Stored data
----------
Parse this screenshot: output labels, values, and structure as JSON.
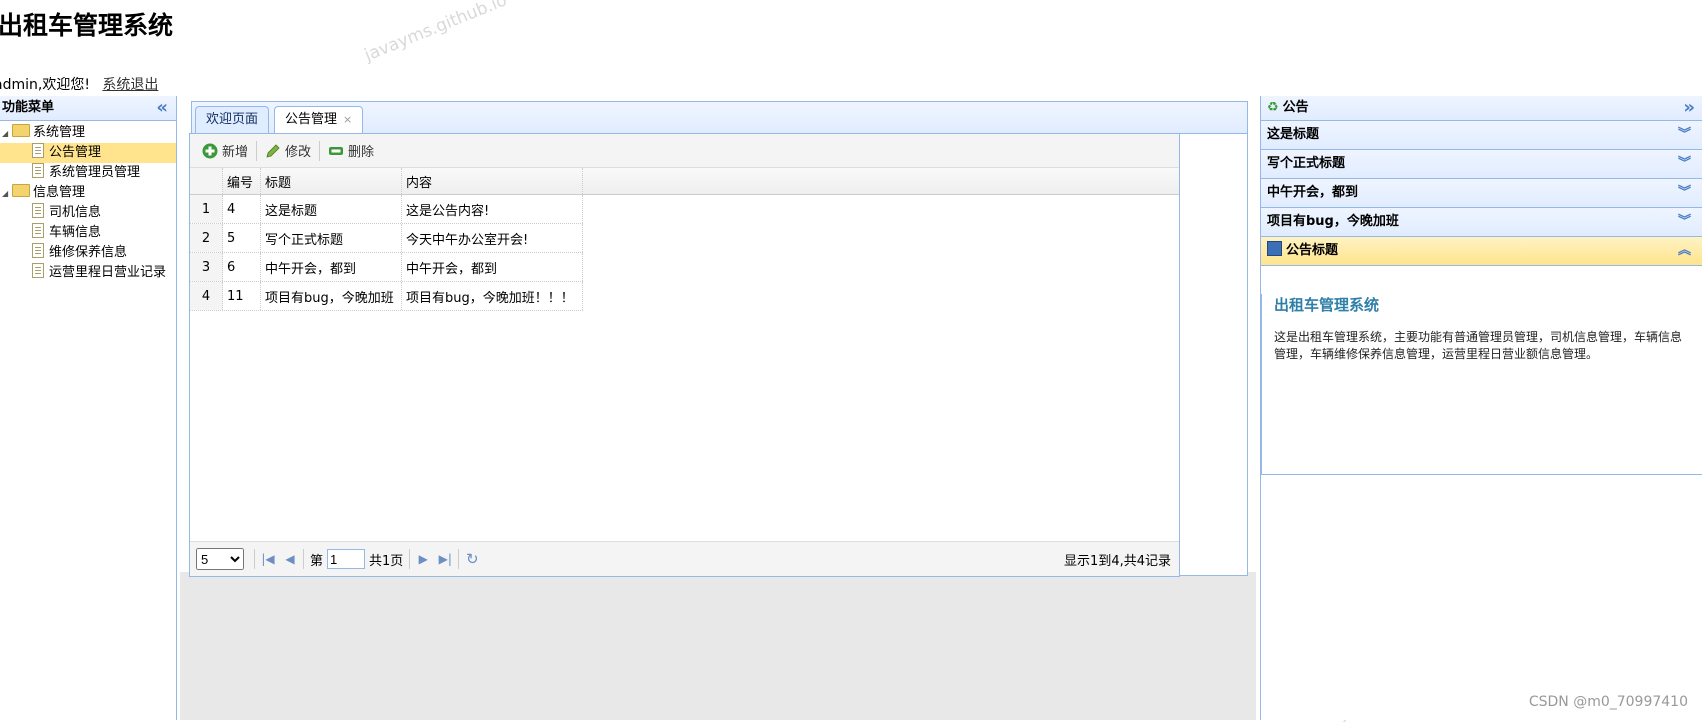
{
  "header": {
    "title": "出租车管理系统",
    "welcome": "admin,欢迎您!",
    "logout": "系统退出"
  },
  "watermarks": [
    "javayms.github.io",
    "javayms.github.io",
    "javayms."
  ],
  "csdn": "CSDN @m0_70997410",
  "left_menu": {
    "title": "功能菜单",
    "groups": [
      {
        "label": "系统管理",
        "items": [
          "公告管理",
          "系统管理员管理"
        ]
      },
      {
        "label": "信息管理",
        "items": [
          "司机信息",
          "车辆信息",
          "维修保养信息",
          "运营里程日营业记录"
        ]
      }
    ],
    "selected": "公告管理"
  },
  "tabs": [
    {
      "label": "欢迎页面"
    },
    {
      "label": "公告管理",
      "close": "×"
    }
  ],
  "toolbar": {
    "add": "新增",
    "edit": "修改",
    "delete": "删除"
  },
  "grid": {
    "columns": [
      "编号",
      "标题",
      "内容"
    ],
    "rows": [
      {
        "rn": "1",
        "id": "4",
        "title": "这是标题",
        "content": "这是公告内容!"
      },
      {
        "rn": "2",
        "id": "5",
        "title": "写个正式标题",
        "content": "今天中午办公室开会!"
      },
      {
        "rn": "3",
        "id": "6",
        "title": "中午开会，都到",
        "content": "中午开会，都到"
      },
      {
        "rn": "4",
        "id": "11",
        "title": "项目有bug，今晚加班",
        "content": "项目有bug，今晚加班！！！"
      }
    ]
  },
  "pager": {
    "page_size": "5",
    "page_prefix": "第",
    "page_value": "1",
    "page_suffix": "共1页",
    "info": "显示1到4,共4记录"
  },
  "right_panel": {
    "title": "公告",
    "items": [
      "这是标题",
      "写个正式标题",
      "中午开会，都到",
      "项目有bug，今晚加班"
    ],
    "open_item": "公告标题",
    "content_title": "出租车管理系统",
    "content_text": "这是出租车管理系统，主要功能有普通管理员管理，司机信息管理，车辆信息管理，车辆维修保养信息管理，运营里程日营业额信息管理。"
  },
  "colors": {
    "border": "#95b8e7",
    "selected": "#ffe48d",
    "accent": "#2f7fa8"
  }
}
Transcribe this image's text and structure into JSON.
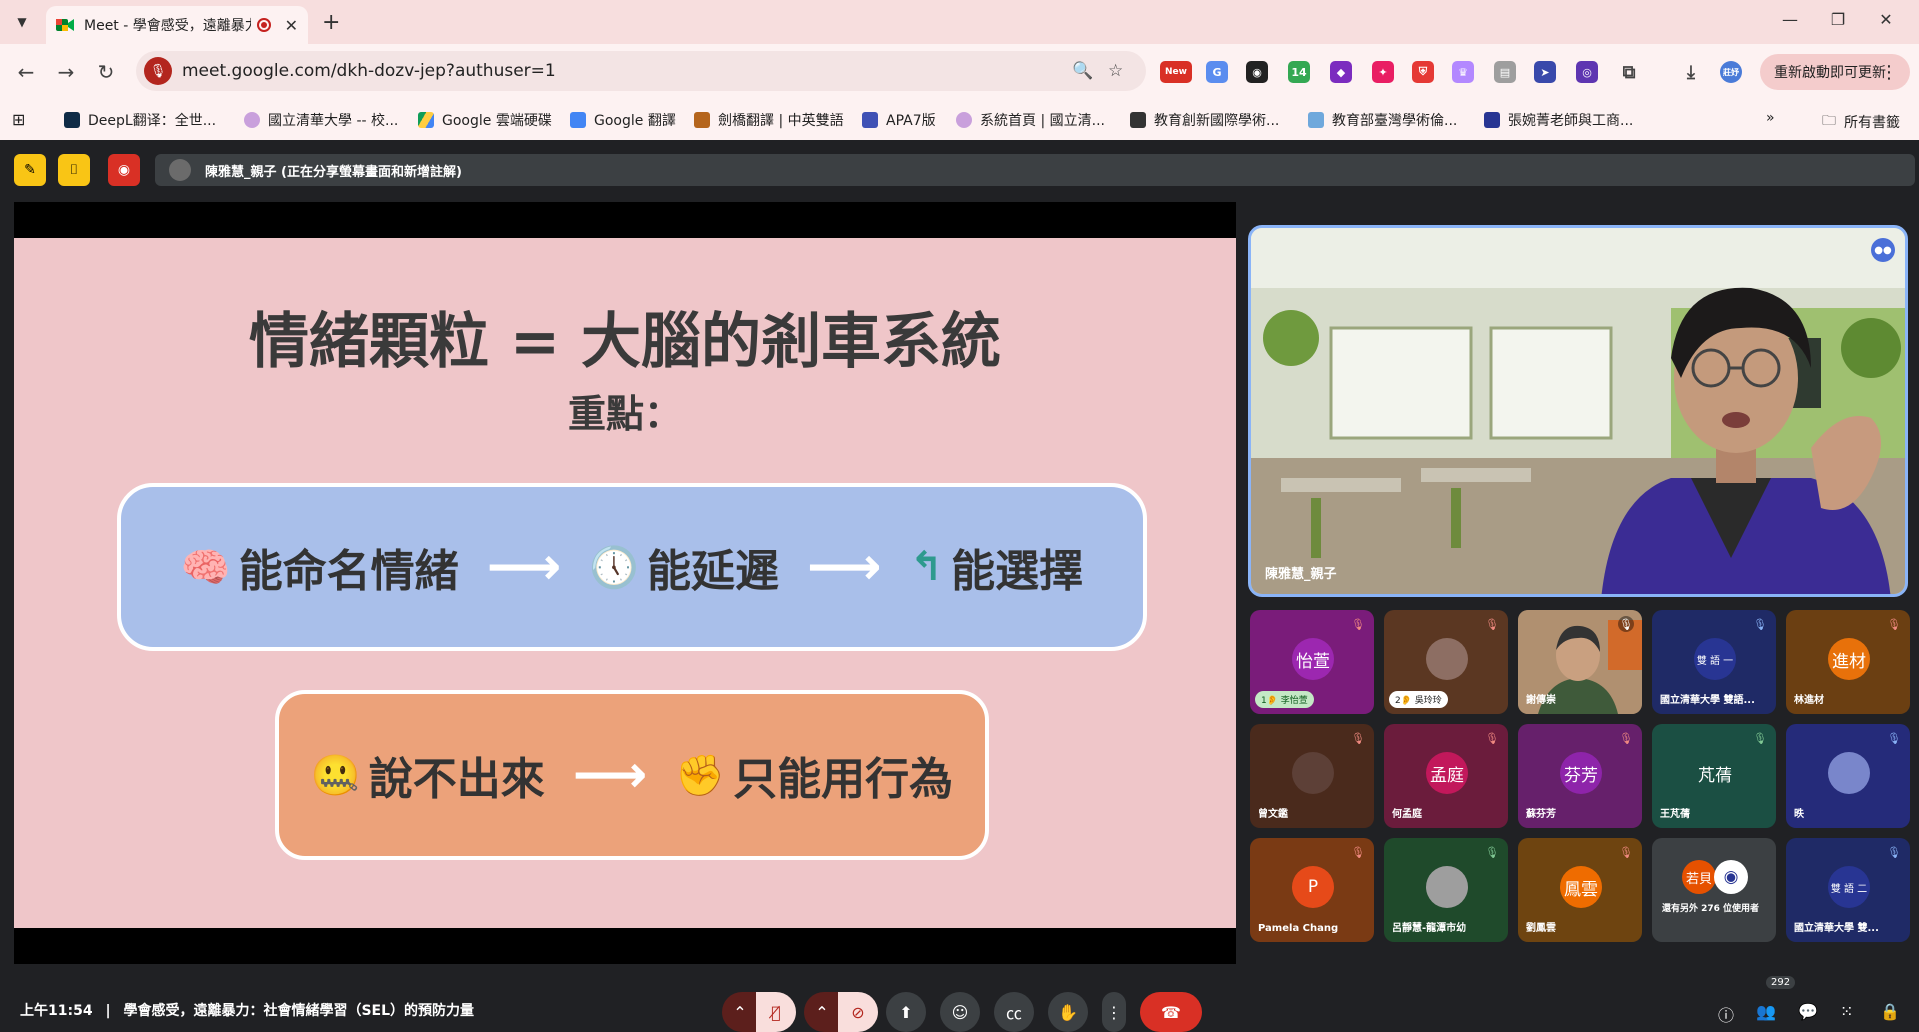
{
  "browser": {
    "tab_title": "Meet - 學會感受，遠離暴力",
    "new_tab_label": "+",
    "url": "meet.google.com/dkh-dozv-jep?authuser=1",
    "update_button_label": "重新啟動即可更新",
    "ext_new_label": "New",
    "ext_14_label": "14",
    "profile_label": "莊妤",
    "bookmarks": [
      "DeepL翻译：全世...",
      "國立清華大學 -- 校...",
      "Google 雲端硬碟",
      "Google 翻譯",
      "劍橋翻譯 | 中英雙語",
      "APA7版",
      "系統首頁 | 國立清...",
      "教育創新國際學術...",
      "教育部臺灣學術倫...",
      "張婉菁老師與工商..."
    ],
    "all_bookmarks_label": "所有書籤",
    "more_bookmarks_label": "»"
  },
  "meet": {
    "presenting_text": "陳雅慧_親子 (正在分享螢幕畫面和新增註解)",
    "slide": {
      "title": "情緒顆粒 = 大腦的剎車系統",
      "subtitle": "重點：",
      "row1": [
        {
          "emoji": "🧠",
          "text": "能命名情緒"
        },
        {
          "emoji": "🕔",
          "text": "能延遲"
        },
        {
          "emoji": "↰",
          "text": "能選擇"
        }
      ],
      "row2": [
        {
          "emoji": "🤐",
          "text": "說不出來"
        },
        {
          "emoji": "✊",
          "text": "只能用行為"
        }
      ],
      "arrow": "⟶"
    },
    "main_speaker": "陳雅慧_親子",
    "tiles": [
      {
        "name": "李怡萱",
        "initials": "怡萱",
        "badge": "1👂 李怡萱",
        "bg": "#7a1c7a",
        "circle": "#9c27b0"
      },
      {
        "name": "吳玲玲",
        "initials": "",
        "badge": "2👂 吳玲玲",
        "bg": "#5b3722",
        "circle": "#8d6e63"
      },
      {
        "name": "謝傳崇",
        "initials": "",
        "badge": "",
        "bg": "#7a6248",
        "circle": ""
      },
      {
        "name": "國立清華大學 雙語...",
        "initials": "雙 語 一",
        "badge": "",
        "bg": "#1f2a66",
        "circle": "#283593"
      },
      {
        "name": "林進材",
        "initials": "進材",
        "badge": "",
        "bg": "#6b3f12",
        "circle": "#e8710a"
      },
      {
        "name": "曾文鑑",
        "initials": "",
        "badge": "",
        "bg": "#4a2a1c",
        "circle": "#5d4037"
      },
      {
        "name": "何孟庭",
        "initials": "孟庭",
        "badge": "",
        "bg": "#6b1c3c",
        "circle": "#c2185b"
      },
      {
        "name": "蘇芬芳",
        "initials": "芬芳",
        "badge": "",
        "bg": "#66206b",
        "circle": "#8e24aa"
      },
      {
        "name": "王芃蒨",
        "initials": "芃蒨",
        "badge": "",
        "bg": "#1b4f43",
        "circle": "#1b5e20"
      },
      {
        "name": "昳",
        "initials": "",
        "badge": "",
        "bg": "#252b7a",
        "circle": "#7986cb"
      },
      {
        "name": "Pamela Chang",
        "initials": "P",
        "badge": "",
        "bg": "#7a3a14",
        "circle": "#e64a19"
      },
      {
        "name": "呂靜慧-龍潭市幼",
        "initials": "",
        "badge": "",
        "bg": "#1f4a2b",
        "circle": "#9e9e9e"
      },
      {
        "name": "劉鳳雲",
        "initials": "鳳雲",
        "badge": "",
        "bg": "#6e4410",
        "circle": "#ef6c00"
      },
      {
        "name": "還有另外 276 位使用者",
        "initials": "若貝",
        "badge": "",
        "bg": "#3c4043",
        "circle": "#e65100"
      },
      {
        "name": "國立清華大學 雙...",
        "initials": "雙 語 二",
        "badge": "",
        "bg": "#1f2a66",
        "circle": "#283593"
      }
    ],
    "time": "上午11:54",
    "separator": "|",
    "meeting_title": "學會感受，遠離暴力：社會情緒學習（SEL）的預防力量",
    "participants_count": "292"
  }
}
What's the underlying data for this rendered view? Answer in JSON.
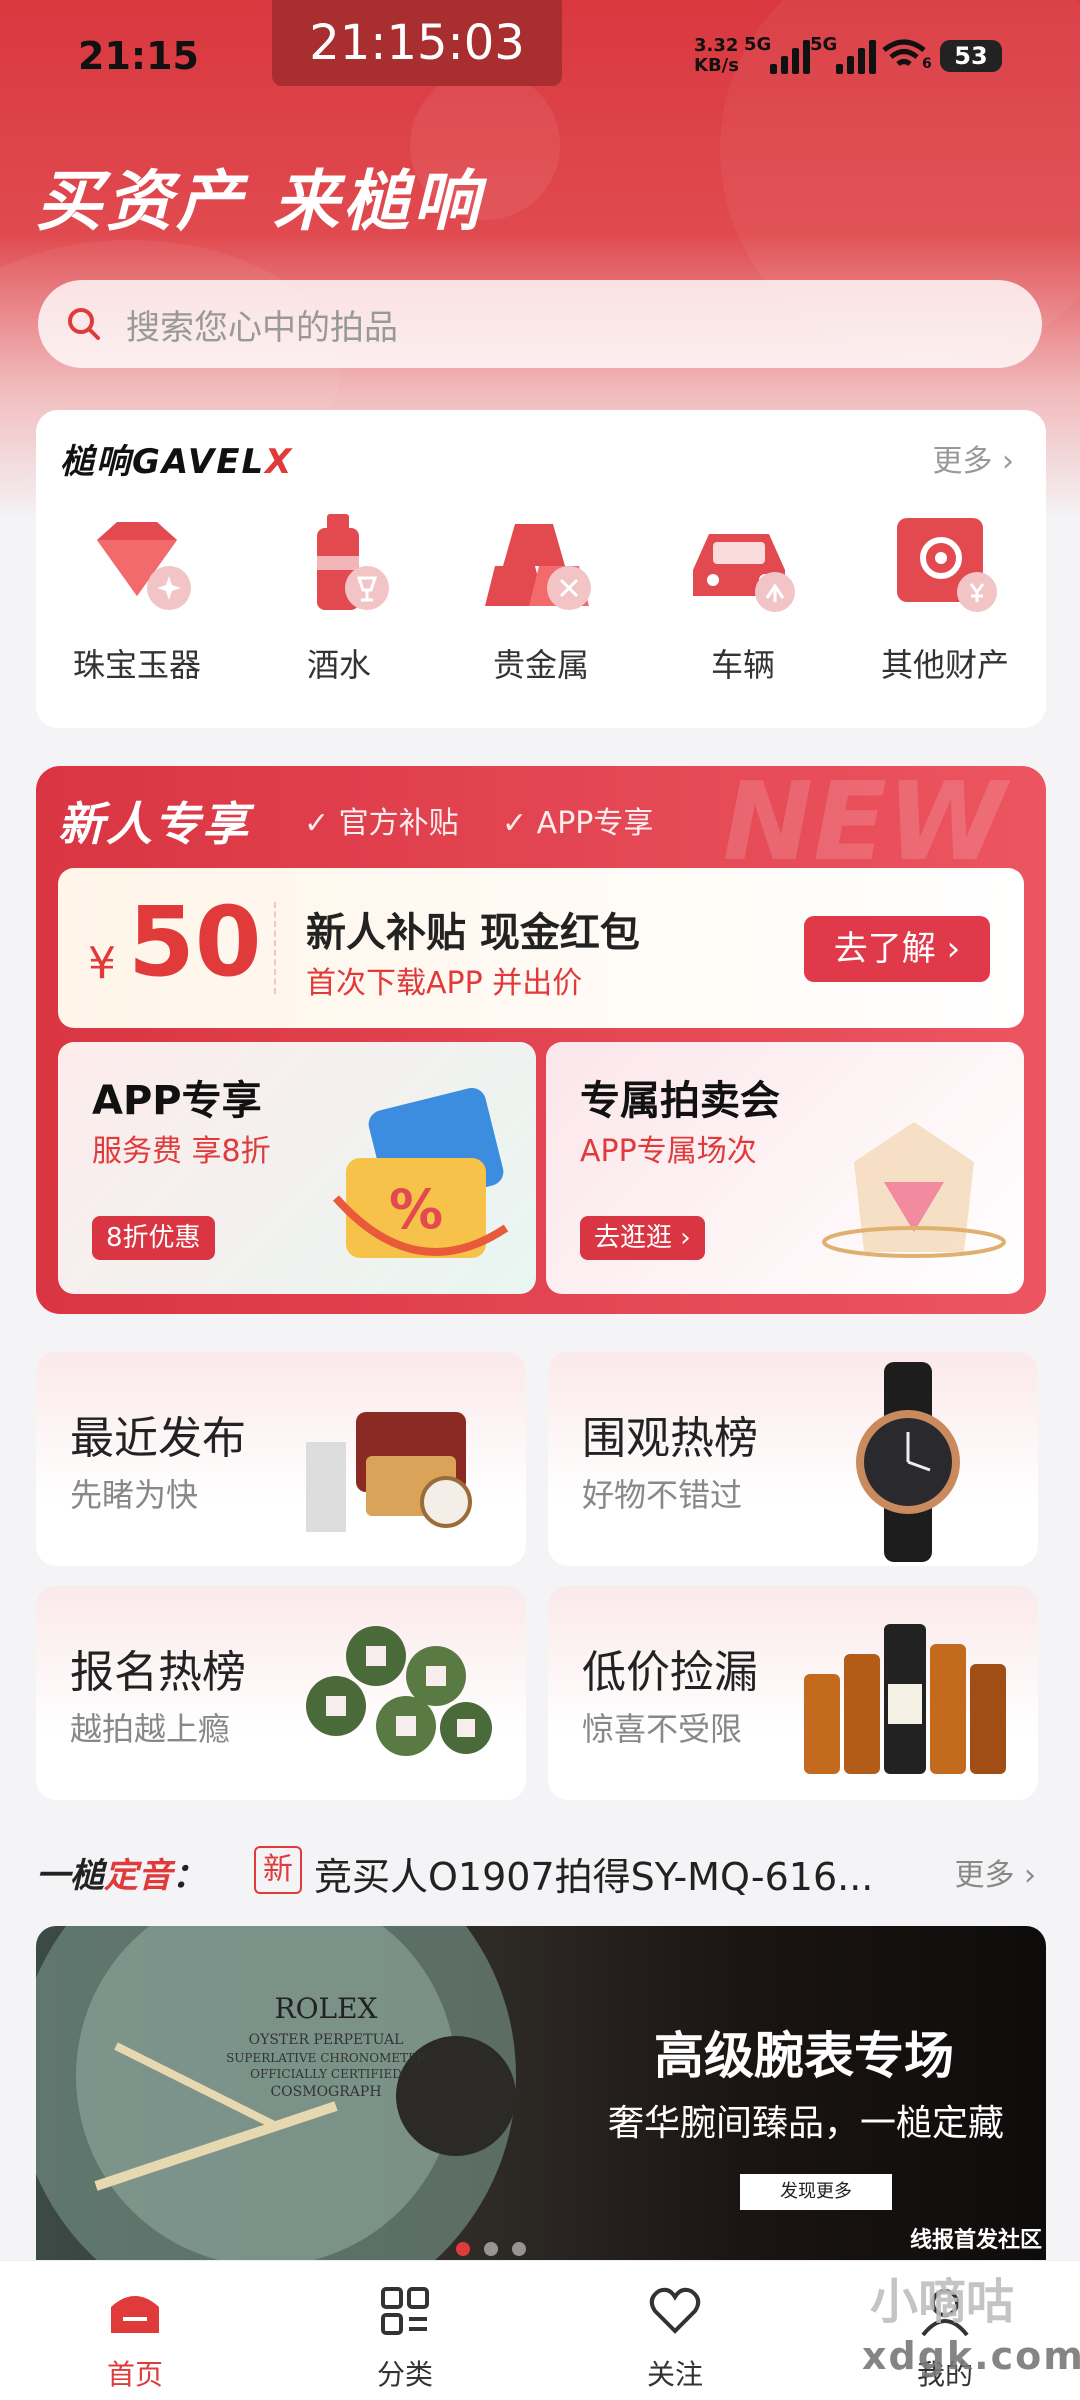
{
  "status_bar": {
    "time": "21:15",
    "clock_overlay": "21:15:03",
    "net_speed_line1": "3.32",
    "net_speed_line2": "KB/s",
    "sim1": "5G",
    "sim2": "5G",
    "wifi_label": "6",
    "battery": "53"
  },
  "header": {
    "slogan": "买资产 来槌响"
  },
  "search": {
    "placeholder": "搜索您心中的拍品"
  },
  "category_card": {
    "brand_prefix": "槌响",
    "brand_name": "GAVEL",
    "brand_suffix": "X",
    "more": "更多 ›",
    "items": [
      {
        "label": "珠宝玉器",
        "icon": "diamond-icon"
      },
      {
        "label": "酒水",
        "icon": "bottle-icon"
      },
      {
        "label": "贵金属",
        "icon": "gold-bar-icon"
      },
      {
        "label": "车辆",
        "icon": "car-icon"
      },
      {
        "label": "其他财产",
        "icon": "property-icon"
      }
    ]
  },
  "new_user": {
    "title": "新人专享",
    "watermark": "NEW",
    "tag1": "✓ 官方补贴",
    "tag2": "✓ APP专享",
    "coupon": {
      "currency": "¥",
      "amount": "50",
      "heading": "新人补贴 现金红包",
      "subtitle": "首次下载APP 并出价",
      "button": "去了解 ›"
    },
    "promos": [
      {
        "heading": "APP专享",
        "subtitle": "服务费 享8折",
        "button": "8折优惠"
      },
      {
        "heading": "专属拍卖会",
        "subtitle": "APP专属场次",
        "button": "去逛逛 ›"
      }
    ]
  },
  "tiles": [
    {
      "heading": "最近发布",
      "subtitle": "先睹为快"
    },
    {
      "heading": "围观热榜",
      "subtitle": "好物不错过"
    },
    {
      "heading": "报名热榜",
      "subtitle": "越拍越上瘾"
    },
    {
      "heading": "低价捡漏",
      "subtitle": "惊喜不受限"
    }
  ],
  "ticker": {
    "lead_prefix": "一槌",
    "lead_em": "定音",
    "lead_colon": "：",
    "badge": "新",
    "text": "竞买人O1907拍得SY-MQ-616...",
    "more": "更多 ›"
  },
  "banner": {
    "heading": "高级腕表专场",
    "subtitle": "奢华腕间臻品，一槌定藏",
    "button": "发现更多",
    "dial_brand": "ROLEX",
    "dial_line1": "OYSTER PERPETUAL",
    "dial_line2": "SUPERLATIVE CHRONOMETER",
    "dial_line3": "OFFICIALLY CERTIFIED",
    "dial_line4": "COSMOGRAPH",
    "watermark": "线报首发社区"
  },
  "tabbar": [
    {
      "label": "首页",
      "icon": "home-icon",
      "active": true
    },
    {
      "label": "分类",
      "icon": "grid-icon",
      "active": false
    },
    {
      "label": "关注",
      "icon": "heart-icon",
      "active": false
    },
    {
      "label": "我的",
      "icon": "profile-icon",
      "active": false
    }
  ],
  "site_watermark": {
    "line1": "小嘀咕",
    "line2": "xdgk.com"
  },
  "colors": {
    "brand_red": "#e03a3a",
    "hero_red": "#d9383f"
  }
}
----------
Copy every single line of the material above that holds "今晚加班".

THE REPLY -
        "title": "项目有bug，今晚加班",
        "content": "项目有bug，今晚加班！！！"
      "项目有bug，今晚加班"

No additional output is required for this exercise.